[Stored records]
------------------------------
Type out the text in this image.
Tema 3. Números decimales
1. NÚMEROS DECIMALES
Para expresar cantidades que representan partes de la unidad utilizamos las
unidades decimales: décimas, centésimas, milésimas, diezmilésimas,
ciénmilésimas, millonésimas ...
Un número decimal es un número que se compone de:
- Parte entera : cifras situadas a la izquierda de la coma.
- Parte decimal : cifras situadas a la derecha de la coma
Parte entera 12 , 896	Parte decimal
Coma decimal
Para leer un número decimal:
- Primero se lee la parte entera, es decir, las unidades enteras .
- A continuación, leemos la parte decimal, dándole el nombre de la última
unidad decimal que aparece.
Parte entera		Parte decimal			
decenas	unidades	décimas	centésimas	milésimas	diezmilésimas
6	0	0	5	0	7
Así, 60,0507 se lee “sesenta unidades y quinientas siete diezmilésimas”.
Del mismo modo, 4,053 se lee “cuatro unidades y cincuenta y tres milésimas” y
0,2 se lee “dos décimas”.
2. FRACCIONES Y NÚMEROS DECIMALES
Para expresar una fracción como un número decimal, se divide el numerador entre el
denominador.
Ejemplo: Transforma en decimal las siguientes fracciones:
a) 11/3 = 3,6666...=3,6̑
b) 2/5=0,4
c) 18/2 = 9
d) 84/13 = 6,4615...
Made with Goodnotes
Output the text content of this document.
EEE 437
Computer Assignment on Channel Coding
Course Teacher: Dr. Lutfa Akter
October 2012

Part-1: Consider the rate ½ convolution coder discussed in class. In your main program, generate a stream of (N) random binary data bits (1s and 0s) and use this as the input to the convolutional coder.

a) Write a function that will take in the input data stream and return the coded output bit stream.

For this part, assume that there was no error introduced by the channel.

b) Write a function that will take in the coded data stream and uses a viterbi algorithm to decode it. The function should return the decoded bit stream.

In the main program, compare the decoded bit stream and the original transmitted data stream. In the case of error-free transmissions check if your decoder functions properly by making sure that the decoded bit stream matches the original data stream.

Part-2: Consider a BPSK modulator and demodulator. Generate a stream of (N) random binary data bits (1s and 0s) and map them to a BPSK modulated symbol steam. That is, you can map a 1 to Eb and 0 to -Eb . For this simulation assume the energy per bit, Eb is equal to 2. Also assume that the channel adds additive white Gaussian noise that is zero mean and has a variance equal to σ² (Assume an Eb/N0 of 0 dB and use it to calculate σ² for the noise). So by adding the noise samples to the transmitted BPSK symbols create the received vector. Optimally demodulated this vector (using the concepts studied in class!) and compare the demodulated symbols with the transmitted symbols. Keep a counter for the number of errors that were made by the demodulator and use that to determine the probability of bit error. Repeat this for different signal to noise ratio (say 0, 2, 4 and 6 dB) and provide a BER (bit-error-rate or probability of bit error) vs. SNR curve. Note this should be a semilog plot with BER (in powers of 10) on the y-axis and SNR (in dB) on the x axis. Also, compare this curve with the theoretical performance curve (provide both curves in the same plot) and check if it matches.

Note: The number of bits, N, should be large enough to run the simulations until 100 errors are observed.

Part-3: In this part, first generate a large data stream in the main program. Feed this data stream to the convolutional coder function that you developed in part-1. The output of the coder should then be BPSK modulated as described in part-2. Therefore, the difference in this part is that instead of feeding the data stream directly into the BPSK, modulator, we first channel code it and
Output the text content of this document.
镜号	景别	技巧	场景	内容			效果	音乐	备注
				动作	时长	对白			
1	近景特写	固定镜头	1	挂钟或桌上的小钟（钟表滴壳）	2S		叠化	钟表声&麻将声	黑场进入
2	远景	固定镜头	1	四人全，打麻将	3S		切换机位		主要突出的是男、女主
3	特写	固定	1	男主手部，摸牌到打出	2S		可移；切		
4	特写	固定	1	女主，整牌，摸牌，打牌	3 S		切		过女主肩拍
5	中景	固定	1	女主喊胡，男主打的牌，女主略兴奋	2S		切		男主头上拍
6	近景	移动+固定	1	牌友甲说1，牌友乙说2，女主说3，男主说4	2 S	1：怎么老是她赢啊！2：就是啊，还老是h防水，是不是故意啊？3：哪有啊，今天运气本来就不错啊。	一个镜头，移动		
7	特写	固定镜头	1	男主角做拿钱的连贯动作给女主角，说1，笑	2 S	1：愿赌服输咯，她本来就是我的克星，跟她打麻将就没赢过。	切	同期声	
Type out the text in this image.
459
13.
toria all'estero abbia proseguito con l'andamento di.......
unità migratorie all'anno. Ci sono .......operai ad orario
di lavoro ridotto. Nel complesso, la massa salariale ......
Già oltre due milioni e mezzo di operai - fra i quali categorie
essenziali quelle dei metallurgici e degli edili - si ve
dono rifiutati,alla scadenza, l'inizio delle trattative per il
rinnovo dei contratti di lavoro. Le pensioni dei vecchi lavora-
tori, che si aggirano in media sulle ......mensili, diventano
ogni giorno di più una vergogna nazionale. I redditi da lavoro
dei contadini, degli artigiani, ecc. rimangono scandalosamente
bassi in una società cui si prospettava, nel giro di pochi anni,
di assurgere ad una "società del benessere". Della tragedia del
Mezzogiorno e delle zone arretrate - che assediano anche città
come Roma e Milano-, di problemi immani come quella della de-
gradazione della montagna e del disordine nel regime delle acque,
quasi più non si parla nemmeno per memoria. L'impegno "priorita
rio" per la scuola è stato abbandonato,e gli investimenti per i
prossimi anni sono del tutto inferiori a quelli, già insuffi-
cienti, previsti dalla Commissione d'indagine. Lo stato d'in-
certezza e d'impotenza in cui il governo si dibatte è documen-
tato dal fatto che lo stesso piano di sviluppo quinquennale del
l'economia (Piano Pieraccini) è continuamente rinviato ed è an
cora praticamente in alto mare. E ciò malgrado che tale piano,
------------------------------
Locate the word "situadas" in the data above. Copy every line carrying it.

- Answer for the task
- Parte entera : cifras situadas a la izquierda de la coma.
- Parte decimal : cifras situadas a la derecha de la coma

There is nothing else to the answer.